Search the listing below for "xlabel". Copy each matching line.
-- begin GIVEN DATA --
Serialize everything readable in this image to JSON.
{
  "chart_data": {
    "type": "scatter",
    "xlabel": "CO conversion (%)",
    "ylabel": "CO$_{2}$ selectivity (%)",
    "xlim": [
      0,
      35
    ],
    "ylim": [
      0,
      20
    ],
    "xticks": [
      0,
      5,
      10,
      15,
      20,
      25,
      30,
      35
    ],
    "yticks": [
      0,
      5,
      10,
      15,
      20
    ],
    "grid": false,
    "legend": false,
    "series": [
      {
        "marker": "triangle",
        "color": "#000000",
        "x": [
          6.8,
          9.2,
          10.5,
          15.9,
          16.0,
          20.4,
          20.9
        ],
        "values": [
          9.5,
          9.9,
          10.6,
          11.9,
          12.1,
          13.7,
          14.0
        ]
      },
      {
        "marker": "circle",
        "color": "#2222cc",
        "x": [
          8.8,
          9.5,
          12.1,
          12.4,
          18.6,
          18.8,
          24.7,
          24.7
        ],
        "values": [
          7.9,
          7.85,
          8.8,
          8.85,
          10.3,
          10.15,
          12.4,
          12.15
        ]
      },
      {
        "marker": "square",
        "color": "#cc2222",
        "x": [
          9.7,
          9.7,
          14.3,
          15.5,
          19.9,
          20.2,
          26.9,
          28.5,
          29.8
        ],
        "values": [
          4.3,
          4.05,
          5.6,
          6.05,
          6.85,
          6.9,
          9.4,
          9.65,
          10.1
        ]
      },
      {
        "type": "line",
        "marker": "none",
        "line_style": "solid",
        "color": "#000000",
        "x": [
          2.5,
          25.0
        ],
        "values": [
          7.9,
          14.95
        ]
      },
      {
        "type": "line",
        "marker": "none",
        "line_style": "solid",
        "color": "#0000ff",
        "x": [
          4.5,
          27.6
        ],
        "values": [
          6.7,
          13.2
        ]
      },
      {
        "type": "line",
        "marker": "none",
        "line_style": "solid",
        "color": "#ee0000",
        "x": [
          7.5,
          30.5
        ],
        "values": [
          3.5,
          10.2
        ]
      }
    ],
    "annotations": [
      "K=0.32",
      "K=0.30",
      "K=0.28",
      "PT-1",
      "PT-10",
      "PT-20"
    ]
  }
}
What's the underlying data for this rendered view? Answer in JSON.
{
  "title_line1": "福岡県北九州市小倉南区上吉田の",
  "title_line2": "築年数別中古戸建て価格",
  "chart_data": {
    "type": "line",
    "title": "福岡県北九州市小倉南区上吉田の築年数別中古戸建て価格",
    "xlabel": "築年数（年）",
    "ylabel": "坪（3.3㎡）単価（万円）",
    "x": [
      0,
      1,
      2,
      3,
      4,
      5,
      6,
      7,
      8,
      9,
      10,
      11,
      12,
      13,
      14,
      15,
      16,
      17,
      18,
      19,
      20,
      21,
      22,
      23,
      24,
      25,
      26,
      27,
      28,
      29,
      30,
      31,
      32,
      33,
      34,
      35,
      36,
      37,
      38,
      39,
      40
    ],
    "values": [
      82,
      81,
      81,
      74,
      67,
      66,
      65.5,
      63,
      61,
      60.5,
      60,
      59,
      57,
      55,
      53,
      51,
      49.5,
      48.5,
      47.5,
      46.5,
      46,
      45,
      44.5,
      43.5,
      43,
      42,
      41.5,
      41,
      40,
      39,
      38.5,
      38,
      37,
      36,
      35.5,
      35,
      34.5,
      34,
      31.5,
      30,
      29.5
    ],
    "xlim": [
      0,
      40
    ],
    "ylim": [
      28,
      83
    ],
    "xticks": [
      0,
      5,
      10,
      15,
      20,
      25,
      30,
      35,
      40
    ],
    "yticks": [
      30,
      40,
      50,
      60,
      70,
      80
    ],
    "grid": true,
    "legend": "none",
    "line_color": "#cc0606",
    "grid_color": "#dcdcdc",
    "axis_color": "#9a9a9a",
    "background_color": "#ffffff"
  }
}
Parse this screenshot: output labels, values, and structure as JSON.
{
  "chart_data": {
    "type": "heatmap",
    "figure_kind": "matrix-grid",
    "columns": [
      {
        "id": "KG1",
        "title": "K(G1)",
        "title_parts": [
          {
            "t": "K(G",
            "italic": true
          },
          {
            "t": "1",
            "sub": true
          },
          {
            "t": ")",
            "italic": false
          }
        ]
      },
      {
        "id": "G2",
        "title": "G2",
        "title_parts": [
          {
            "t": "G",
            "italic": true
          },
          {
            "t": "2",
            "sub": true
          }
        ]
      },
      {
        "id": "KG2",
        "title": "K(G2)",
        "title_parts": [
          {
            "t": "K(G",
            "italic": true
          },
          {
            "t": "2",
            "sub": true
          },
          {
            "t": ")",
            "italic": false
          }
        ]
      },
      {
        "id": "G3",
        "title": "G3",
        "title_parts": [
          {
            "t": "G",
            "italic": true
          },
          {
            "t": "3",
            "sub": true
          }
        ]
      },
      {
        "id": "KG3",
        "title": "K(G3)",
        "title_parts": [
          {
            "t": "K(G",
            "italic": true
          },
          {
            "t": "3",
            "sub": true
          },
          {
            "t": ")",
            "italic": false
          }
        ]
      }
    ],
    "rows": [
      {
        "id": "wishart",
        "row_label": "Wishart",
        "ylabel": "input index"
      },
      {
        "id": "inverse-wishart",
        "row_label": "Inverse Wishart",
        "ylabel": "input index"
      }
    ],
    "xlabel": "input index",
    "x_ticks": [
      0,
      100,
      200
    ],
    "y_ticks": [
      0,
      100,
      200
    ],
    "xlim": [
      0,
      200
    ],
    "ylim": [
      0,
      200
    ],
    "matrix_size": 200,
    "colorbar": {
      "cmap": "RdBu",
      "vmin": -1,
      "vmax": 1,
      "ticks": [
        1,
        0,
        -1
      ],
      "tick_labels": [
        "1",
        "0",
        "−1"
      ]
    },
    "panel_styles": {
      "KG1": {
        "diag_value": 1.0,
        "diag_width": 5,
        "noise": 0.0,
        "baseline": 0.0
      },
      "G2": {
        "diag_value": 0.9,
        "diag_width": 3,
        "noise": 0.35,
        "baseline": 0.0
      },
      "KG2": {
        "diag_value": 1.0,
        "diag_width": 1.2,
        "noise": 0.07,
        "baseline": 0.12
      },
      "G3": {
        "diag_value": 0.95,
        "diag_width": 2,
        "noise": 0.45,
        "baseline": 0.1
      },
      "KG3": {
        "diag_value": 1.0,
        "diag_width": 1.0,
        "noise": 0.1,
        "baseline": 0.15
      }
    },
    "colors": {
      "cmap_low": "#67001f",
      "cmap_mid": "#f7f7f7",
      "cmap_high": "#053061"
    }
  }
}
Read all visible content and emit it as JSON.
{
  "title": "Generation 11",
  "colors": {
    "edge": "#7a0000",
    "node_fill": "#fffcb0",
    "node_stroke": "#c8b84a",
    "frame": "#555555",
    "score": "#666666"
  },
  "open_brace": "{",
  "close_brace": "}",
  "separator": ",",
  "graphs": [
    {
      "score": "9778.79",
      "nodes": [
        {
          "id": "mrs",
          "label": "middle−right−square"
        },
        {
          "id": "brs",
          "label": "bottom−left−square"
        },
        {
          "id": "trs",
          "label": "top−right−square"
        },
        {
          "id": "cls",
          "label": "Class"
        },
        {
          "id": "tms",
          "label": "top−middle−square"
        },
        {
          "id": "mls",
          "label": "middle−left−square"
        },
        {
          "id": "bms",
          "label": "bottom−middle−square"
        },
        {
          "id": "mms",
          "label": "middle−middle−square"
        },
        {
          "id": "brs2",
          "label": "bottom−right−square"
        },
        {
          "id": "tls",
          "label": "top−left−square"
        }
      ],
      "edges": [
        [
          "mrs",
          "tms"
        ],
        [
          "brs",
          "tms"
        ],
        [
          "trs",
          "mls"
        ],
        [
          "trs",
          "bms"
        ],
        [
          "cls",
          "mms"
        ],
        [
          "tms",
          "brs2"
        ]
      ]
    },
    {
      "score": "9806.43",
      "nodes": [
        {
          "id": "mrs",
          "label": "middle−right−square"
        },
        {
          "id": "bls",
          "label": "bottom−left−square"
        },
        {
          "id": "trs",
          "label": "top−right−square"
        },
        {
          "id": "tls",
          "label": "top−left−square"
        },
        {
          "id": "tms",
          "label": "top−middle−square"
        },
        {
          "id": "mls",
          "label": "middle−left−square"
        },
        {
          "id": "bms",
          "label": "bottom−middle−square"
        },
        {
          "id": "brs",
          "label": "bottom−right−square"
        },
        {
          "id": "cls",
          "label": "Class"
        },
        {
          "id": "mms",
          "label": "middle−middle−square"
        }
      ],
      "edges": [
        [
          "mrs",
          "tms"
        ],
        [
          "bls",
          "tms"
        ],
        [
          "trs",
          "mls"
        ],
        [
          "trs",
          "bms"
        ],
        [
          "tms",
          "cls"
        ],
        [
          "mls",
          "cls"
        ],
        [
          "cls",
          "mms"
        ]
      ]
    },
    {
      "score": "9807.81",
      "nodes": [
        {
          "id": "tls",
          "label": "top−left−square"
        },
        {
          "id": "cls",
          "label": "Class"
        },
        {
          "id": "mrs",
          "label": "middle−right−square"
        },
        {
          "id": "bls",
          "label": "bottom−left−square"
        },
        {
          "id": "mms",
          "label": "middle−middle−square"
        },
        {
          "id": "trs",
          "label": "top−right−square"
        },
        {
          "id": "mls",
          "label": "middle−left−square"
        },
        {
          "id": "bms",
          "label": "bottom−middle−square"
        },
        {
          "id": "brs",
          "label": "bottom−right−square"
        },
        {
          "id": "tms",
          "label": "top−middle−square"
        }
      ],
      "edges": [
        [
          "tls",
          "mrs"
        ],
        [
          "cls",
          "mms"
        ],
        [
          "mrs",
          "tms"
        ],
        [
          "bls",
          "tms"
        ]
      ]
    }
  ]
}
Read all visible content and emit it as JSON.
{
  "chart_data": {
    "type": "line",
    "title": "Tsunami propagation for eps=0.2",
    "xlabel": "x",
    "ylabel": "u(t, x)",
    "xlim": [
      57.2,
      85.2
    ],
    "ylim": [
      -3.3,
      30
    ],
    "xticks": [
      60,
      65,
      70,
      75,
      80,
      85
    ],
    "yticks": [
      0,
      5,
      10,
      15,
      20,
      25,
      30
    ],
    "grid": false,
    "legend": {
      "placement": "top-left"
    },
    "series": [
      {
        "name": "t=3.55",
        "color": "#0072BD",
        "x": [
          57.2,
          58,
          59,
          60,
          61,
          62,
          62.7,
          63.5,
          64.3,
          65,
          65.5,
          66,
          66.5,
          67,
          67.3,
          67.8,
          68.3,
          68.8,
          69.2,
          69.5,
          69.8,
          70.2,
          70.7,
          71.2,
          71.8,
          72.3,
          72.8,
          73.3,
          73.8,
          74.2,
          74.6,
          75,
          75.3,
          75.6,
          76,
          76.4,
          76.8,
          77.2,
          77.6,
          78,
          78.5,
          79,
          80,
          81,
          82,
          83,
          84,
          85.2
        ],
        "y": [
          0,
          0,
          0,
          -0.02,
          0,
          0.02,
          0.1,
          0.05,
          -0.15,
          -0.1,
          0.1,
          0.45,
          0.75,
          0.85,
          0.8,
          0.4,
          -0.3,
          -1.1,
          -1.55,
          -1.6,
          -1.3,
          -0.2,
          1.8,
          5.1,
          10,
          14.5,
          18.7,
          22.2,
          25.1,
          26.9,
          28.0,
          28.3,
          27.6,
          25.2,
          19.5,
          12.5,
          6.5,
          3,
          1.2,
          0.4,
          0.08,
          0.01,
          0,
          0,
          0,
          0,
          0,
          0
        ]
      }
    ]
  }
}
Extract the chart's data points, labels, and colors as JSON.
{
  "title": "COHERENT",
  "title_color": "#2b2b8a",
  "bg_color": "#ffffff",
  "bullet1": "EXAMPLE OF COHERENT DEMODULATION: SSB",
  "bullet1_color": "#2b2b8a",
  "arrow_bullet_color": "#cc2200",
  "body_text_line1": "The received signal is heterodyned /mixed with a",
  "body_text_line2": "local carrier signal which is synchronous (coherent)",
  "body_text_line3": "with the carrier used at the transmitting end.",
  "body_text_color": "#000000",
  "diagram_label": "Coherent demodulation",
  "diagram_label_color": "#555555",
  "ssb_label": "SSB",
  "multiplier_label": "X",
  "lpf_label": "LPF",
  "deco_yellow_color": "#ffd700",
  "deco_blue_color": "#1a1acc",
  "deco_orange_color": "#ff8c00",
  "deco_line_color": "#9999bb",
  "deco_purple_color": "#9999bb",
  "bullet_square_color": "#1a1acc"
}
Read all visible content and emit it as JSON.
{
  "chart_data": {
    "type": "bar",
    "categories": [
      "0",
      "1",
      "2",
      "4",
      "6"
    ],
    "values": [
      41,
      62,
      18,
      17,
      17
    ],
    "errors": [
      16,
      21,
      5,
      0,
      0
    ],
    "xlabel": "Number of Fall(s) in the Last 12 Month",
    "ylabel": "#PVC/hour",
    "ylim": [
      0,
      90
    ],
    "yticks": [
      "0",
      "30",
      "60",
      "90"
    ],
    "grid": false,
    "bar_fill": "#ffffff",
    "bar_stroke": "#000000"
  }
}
-- end GIVEN DATA --
__TASK RESULT__.
    "xlabel": "CO conversion (%)",
    "xlabel": "築年数（年）",
    "xlabel": "input index",
    "xlabel": "x",
    "xlabel": "Number of Fall(s) in the Last 12 Month",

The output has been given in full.